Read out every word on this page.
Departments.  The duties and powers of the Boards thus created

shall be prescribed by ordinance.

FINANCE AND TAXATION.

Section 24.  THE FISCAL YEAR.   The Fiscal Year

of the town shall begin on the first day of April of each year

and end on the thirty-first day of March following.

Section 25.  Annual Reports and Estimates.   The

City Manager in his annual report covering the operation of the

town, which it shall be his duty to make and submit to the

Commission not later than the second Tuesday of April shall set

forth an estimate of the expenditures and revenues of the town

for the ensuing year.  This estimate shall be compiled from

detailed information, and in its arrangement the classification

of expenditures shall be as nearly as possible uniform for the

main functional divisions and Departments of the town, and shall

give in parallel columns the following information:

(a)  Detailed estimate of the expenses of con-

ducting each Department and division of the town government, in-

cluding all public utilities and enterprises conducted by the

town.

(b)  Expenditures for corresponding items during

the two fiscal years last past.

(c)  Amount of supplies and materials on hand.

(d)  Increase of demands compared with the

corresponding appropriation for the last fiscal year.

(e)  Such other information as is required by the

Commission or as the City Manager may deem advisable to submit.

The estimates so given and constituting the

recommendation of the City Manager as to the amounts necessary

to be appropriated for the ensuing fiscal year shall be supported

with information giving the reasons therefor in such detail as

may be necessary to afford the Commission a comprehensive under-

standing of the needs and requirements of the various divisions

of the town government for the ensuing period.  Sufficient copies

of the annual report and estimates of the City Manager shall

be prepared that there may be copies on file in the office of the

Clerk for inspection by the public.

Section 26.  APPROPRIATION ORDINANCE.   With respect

### [WHAT IS ASKED]
Copy out every line from the material above in which the word "government" appears.

### [ANSWER IN FULL]
ducting each Department and division of the town government, in-
of the town government for the ensuing period.  Sufficient copies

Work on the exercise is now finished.